→ OBJECTIVE
Going through the material below, please gather all lines with the word "police" in them.

→ RECORDS
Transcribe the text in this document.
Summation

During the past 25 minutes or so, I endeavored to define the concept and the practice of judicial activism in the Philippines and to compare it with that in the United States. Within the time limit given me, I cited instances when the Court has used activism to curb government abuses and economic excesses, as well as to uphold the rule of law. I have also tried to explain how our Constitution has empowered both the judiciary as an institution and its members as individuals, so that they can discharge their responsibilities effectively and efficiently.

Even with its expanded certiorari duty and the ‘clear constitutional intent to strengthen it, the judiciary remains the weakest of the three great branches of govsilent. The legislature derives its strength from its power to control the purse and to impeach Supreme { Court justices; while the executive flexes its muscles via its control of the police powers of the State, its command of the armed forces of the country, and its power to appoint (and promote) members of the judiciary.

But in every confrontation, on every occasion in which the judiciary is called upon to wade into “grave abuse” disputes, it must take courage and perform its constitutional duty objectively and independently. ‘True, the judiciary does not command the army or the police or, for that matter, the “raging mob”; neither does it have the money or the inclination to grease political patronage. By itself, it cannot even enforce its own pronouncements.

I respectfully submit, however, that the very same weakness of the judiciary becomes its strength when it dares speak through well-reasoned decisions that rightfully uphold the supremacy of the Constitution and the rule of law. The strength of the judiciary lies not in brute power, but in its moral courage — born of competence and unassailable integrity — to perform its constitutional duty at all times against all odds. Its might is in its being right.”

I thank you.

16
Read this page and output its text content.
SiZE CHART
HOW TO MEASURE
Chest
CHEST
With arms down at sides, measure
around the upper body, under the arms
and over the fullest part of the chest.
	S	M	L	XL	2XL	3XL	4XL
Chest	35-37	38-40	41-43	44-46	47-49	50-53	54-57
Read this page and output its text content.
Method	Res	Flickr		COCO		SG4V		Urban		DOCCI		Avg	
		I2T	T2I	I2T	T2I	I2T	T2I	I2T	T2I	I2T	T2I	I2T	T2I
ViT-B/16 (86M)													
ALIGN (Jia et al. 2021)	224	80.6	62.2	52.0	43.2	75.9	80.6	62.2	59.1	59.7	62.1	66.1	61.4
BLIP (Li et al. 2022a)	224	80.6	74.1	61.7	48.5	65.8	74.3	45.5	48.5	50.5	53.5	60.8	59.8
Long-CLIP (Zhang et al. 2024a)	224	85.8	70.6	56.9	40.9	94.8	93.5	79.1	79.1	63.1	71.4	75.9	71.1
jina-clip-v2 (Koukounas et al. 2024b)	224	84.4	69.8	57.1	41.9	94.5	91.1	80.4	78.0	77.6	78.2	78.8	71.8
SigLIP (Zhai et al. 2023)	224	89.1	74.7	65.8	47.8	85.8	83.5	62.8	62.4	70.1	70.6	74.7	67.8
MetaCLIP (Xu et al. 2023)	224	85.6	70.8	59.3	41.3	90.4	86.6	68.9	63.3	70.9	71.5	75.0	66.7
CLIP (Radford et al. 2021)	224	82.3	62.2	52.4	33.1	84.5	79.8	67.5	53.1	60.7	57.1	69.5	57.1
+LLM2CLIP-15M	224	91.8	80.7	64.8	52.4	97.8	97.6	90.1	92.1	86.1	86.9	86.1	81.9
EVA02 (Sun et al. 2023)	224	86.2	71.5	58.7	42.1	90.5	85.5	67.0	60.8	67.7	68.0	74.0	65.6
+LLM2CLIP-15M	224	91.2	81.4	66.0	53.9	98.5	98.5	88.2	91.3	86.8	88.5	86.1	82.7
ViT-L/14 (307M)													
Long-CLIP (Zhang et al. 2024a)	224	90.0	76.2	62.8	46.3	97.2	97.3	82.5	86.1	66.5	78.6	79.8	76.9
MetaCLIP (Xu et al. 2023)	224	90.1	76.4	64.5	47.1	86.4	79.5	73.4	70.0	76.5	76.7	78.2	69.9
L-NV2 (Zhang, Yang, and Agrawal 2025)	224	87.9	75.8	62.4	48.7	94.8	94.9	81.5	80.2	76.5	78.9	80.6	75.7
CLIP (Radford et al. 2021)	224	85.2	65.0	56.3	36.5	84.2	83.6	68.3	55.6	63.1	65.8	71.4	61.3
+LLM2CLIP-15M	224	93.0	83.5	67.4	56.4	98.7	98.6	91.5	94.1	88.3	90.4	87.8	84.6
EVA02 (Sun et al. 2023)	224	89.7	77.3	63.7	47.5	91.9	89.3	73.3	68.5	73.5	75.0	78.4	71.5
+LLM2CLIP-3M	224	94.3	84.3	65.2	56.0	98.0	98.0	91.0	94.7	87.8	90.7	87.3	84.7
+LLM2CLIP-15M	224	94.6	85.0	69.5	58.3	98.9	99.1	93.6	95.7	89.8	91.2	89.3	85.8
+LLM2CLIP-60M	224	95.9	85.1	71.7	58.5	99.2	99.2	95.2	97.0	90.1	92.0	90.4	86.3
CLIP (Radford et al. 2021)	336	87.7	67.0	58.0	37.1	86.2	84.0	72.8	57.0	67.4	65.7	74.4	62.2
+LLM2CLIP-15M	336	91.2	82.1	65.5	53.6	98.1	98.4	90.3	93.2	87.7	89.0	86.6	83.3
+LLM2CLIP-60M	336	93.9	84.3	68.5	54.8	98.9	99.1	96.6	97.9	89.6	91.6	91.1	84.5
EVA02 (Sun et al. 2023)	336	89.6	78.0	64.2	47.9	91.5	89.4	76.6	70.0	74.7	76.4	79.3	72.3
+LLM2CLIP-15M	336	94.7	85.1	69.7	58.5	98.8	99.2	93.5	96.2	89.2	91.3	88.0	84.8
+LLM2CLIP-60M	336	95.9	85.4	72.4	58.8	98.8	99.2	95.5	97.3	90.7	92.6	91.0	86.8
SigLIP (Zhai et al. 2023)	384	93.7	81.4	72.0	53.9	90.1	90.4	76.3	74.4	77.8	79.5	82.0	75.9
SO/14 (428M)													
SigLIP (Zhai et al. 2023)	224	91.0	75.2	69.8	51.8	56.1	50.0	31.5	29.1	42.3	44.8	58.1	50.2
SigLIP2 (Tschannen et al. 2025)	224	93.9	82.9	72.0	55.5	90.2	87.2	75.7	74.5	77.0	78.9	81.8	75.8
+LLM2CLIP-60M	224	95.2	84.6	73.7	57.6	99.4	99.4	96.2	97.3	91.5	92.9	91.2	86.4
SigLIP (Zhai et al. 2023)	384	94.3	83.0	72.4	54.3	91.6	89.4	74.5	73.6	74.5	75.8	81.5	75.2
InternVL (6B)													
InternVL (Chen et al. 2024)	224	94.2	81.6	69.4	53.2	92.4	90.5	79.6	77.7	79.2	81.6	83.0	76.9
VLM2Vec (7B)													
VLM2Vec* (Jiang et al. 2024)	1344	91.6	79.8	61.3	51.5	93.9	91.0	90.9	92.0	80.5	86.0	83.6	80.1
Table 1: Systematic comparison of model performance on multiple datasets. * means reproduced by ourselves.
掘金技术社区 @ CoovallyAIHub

→ RESULT OF THE EXERCISE
Even with its expanded certiorari duty and the ‘clear constitutional intent to strengthen it, the judiciary remains the weakest of the three great branches of govsilent. The legislature derives its strength from its power to control the purse and to impeach Supreme { Court justices; while the executive flexes its muscles via its control of the police powers of the State, its command of the armed forces of the country, and its power to appoint (and promote) members of the judiciary.
But in every confrontation, on every occasion in which the judiciary is called upon to wade into “grave abuse” disputes, it must take courage and perform its constitutional duty objectively and independently. ‘True, the judiciary does not command the army or the police or, for that matter, the “raging mob”; neither does it have the money or the inclination to grease political patronage. By itself, it cannot even enforce its own pronouncements.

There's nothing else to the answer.